Go through the material and tally the lines containing the string "подготовку". Give the total alone.

*DATASET ENTRIES:*
○ ○ ○ ○ ○

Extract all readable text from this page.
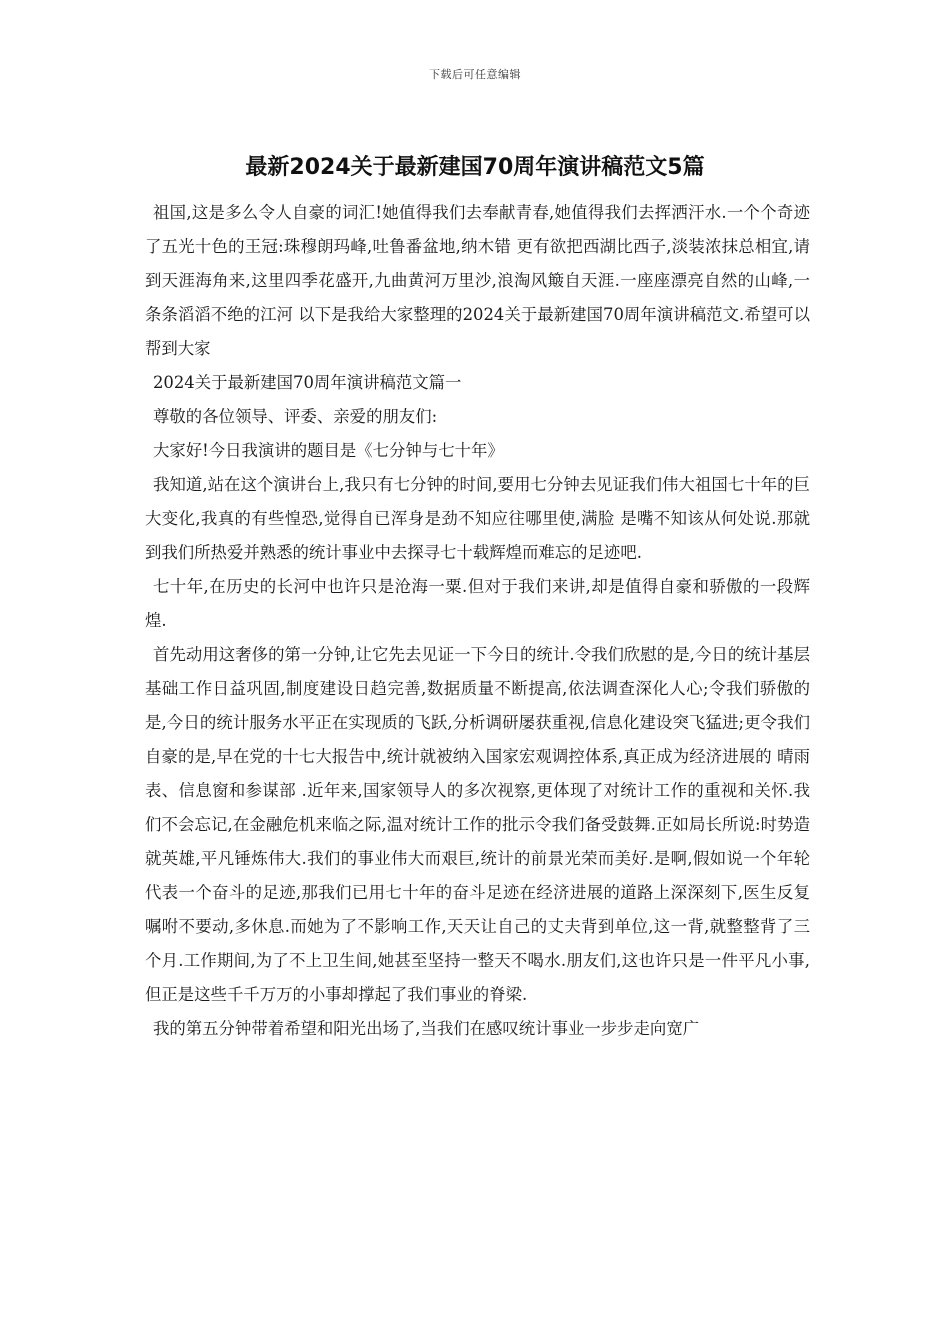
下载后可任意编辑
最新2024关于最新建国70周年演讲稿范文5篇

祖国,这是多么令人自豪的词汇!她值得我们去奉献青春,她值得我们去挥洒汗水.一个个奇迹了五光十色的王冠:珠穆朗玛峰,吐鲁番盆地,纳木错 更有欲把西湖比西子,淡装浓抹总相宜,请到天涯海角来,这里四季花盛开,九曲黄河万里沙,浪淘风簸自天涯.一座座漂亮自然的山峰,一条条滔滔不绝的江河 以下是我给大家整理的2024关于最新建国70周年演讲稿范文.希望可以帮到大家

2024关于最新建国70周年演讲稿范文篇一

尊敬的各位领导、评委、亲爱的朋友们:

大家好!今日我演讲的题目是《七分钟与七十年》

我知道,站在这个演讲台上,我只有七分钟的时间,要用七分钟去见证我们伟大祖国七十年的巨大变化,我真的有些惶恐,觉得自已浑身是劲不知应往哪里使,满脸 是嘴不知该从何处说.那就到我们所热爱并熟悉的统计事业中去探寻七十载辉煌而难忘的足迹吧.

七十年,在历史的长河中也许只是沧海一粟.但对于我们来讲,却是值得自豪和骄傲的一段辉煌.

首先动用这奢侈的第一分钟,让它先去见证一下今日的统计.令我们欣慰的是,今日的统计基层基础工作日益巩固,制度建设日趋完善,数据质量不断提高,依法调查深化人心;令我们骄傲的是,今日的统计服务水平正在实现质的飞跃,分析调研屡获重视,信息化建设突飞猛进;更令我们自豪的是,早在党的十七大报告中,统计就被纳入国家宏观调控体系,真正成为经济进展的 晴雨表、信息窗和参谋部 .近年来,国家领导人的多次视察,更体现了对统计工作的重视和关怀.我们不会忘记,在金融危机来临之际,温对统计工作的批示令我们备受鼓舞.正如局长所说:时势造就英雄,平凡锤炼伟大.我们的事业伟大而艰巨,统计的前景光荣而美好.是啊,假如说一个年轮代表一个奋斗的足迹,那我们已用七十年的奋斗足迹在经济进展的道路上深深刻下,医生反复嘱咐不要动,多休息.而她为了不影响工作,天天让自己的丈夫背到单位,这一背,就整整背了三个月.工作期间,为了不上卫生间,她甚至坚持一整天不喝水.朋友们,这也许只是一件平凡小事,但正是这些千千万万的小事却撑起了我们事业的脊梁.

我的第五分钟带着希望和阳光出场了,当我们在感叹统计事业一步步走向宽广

○ ○ ○ ○ ○

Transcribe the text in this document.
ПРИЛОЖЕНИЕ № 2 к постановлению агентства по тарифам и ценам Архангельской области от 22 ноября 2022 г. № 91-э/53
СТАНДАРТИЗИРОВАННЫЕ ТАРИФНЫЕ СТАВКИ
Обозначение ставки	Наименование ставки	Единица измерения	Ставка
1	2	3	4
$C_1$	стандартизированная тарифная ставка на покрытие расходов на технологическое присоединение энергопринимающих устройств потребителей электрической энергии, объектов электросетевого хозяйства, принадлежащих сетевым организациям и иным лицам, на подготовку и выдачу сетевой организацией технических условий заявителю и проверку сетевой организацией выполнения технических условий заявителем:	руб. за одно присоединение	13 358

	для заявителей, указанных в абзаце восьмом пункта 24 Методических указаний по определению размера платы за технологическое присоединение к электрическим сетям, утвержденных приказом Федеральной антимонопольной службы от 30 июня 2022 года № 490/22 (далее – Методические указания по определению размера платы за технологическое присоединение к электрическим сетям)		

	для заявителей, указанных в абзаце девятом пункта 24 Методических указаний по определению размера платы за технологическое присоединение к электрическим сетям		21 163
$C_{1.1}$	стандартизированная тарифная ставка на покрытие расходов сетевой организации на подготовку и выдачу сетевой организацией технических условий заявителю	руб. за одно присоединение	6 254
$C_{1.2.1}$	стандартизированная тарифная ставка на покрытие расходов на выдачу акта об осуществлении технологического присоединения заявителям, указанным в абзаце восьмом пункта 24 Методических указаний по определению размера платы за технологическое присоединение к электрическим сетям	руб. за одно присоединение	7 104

○ ○ ○ ○ ○

*SOLUTION TO THIS EXERCISE:* 2